Stored records:
───
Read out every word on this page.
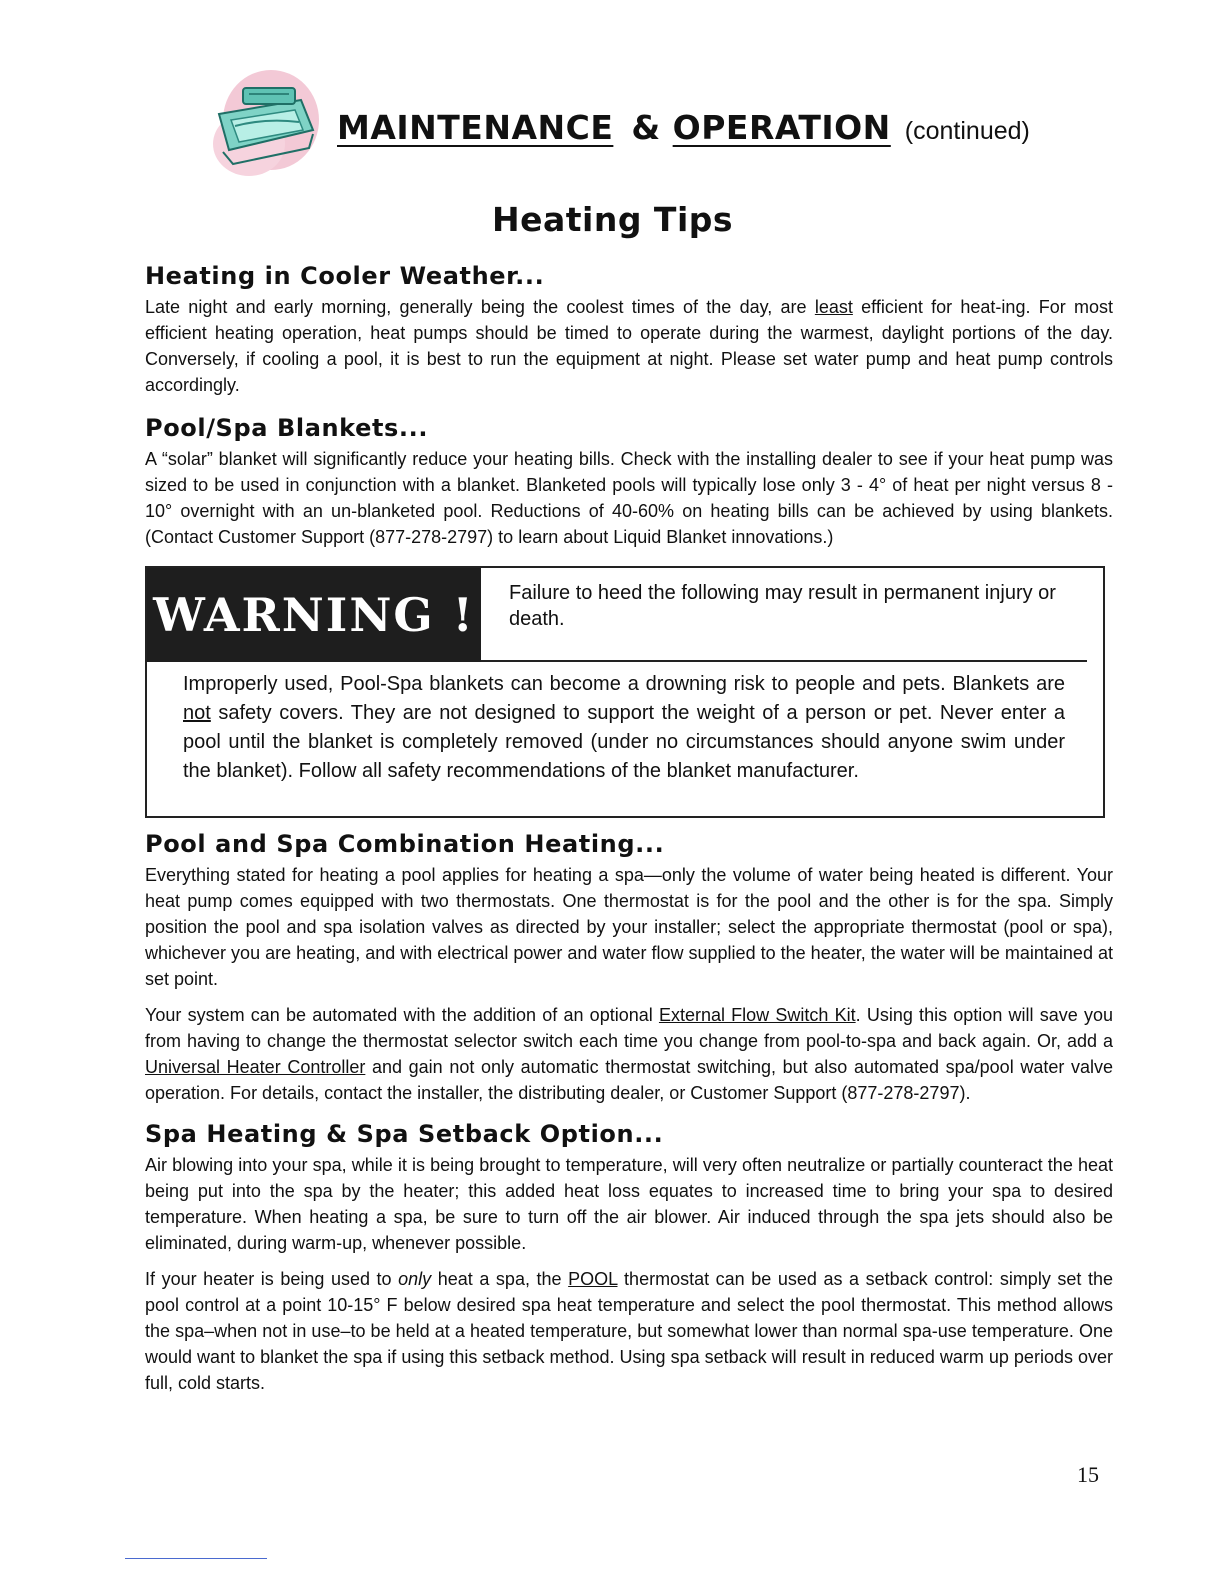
MAINTENANCE & OPERATION (continued)
Heating Tips
Heating in Cooler Weather...

Late night and early morning, generally being the coolest times of the day, are least efficient for heat-ing. For most efficient heating operation, heat pumps should be timed to operate during the warmest, daylight portions of the day. Conversely, if cooling a pool, it is best to run the equipment at night. Please set water pump and heat pump controls accordingly.

Pool/Spa Blankets...

A “solar” blanket will significantly reduce your heating bills. Check with the installing dealer to see if your heat pump was sized to be used in conjunction with a blanket. Blanketed pools will typically lose only 3 - 4° of heat per night versus 8 - 10° overnight with an un-blanketed pool. Reductions of 40-60% on heating bills can be achieved by using blankets. (Contact Customer Support (877-278-2797) to learn about Liquid Blanket innovations.)

WARNING !	Failure to heed the following may result in permanent injury or death.
Improperly used, Pool-Spa blankets can become a drowning risk to people and pets. Blankets are not safety covers. They are not designed to support the weight of a person or pet. Never enter a pool until the blanket is completely removed (under no circumstances should anyone swim under the blanket). Follow all safety recommendations of the blanket manufacturer.
Pool and Spa Combination Heating...

Everything stated for heating a pool applies for heating a spa—only the volume of water being heated is different. Your heat pump comes equipped with two thermostats. One thermostat is for the pool and the other is for the spa. Simply position the pool and spa isolation valves as directed by your installer; select the appropriate thermostat (pool or spa), whichever you are heating, and with electrical power and water flow supplied to the heater, the water will be maintained at set point.

Your system can be automated with the addition of an optional External Flow Switch Kit. Using this option will save you from having to change the thermostat selector switch each time you change from pool-to-spa and back again. Or, add a Universal Heater Controller and gain not only automatic thermostat switching, but also automated spa/pool water valve operation. For details, contact the installer, the distributing dealer, or Customer Support (877-278-2797).

Spa Heating & Spa Setback Option...

Air blowing into your spa, while it is being brought to temperature, will very often neutralize or partially counteract the heat being put into the spa by the heater; this added heat loss equates to increased time to bring your spa to desired temperature. When heating a spa, be sure to turn off the air blower. Air induced through the spa jets should also be eliminated, during warm-up, whenever possible.

If your heater is being used to only heat a spa, the POOL thermostat can be used as a setback control: simply set the pool control at a point 10-15° F below desired spa heat temperature and select the pool thermostat. This method allows the spa–when not in use–to be held at a heated temperature, but somewhat lower than normal spa-use temperature. One would want to blanket the spa if using this setback method. Using spa setback will result in reduced warm up periods over full, cold starts.

15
───
Nothing in the entries above should change when they are printed again, except that the pictures are dropped.

• **EXERCISE OUTPUT**:
Read out every word on this page.
MAINTENANCE & OPERATION (continued)
Heating Tips
Heating in Cooler Weather...

Late night and early morning, generally being the coolest times of the day, are least efficient for heat-ing. For most efficient heating operation, heat pumps should be timed to operate during the warmest, daylight portions of the day. Conversely, if cooling a pool, it is best to run the equipment at night. Please set water pump and heat pump controls accordingly.

Pool/Spa Blankets...

A “solar” blanket will significantly reduce your heating bills. Check with the installing dealer to see if your heat pump was sized to be used in conjunction with a blanket. Blanketed pools will typically lose only 3 - 4° of heat per night versus 8 - 10° overnight with an un-blanketed pool. Reductions of 40-60% on heating bills can be achieved by using blankets. (Contact Customer Support (877-278-2797) to learn about Liquid Blanket innovations.)

WARNING !	Failure to heed the following may result in permanent injury or death.
Improperly used, Pool-Spa blankets can become a drowning risk to people and pets. Blankets are not safety covers. They are not designed to support the weight of a person or pet. Never enter a pool until the blanket is completely removed (under no circumstances should anyone swim under the blanket). Follow all safety recommendations of the blanket manufacturer.
Pool and Spa Combination Heating...

Everything stated for heating a pool applies for heating a spa—only the volume of water being heated is different. Your heat pump comes equipped with two thermostats. One thermostat is for the pool and the other is for the spa. Simply position the pool and spa isolation valves as directed by your installer; select the appropriate thermostat (pool or spa), whichever you are heating, and with electrical power and water flow supplied to the heater, the water will be maintained at set point.

Your system can be automated with the addition of an optional External Flow Switch Kit. Using this option will save you from having to change the thermostat selector switch each time you change from pool-to-spa and back again. Or, add a Universal Heater Controller and gain not only automatic thermostat switching, but also automated spa/pool water valve operation. For details, contact the installer, the distributing dealer, or Customer Support (877-278-2797).

Spa Heating & Spa Setback Option...

Air blowing into your spa, while it is being brought to temperature, will very often neutralize or partially counteract the heat being put into the spa by the heater; this added heat loss equates to increased time to bring your spa to desired temperature. When heating a spa, be sure to turn off the air blower. Air induced through the spa jets should also be eliminated, during warm-up, whenever possible.

If your heater is being used to only heat a spa, the POOL thermostat can be used as a setback control: simply set the pool control at a point 10-15° F below desired spa heat temperature and select the pool thermostat. This method allows the spa–when not in use–to be held at a heated temperature, but somewhat lower than normal spa-use temperature. One would want to blanket the spa if using this setback method. Using spa setback will result in reduced warm up periods over full, cold starts.

15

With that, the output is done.